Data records
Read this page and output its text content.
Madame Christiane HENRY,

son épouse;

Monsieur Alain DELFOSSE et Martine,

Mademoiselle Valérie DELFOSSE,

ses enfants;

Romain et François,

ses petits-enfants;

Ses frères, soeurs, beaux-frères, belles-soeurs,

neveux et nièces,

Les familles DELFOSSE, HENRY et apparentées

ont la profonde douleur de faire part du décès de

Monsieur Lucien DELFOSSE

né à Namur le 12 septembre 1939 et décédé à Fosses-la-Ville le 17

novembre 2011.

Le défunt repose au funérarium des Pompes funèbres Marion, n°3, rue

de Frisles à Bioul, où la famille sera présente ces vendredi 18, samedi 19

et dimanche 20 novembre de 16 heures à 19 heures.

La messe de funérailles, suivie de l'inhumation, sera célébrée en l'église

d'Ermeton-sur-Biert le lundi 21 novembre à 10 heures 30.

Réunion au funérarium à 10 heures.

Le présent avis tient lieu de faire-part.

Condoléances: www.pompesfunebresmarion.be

▸ **Your instructions**
Repeat the entries exactly, all of them.

▸ **Exercise response**
Read this page and output its text content.
Madame Christiane HENRY,

son épouse;

Monsieur Alain DELFOSSE et Martine,

Mademoiselle Valérie DELFOSSE,

ses enfants;

Romain et François,

ses petits-enfants;

Ses frères, soeurs, beaux-frères, belles-soeurs,

neveux et nièces,

Les familles DELFOSSE, HENRY et apparentées

ont la profonde douleur de faire part du décès de

Monsieur Lucien DELFOSSE

né à Namur le 12 septembre 1939 et décédé à Fosses-la-Ville le 17

novembre 2011.

Le défunt repose au funérarium des Pompes funèbres Marion, n°3, rue

de Frisles à Bioul, où la famille sera présente ces vendredi 18, samedi 19

et dimanche 20 novembre de 16 heures à 19 heures.

La messe de funérailles, suivie de l'inhumation, sera célébrée en l'église

d'Ermeton-sur-Biert le lundi 21 novembre à 10 heures 30.

Réunion au funérarium à 10 heures.

Le présent avis tient lieu de faire-part.

Condoléances: www.pompesfunebresmarion.be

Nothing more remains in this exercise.